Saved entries
● ● ● ● ●

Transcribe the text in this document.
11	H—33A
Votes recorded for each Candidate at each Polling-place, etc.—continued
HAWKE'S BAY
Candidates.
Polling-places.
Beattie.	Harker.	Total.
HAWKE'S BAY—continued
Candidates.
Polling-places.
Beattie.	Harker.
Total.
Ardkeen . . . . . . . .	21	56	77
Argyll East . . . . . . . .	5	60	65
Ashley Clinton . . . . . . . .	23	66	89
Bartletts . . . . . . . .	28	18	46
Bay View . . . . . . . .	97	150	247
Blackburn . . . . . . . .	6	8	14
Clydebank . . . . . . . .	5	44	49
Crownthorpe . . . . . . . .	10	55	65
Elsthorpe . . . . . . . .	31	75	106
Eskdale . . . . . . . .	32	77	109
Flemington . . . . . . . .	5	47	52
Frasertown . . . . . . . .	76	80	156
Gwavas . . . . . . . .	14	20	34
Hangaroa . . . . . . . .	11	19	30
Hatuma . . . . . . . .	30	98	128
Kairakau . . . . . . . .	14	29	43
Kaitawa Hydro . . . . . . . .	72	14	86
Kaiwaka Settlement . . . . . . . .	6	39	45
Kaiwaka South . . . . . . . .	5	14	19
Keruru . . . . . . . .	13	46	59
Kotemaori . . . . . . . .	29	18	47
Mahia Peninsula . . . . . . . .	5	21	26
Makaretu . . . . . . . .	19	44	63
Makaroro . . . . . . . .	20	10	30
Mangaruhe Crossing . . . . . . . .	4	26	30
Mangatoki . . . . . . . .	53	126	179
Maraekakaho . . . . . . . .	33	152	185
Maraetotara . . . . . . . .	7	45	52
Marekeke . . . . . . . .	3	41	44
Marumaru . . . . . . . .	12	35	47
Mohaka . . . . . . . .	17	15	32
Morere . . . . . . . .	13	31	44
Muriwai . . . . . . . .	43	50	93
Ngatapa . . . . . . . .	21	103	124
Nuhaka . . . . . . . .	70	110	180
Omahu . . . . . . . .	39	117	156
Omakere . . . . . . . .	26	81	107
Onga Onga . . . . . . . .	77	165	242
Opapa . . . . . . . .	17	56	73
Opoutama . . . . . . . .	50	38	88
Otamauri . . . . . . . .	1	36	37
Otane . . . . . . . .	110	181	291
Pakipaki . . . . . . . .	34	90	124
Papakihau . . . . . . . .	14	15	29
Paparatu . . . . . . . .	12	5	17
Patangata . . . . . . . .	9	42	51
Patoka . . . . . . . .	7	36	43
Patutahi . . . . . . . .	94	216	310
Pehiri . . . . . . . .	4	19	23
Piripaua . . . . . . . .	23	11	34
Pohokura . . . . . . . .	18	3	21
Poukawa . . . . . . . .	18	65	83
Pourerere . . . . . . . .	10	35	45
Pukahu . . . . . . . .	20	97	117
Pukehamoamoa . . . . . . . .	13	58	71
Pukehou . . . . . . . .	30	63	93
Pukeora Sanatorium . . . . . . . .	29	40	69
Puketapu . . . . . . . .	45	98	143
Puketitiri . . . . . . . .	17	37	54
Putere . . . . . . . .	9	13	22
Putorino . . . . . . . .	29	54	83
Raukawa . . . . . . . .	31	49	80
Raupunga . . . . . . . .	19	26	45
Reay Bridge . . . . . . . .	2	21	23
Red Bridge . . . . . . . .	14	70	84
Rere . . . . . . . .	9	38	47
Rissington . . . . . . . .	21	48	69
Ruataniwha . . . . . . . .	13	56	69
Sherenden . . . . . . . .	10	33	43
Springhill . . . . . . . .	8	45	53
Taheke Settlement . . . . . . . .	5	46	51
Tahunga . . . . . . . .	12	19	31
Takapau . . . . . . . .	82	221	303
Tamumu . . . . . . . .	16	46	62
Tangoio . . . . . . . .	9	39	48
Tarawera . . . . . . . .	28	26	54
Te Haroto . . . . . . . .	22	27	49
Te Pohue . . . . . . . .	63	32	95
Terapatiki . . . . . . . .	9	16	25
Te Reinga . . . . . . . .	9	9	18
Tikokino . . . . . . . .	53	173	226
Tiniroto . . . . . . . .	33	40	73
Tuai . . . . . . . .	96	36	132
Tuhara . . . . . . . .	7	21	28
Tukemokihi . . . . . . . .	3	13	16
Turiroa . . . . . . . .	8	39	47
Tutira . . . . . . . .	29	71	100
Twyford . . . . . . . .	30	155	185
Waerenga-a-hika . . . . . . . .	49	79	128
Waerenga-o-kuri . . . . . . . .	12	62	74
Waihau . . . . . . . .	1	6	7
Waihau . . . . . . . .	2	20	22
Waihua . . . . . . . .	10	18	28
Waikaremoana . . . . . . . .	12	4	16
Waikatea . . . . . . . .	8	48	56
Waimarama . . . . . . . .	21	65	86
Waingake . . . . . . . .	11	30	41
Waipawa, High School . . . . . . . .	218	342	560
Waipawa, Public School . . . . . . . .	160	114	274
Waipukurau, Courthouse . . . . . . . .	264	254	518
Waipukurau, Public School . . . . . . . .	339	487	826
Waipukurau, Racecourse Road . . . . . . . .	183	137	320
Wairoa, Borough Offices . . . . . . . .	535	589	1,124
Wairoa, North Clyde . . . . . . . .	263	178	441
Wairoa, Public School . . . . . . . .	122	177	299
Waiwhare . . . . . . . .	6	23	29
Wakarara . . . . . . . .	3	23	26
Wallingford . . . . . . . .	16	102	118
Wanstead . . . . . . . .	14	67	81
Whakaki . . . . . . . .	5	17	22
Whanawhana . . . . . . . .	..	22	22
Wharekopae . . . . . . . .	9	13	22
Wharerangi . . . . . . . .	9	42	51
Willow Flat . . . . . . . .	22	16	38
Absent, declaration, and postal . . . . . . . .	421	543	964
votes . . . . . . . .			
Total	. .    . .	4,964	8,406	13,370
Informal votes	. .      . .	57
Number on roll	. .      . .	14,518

● ● ● ● ●

#### SET TASK:
How many of the lines above contain the string "Wairoa"? Give the number only.

#### COMPLETE OUTPUT:
3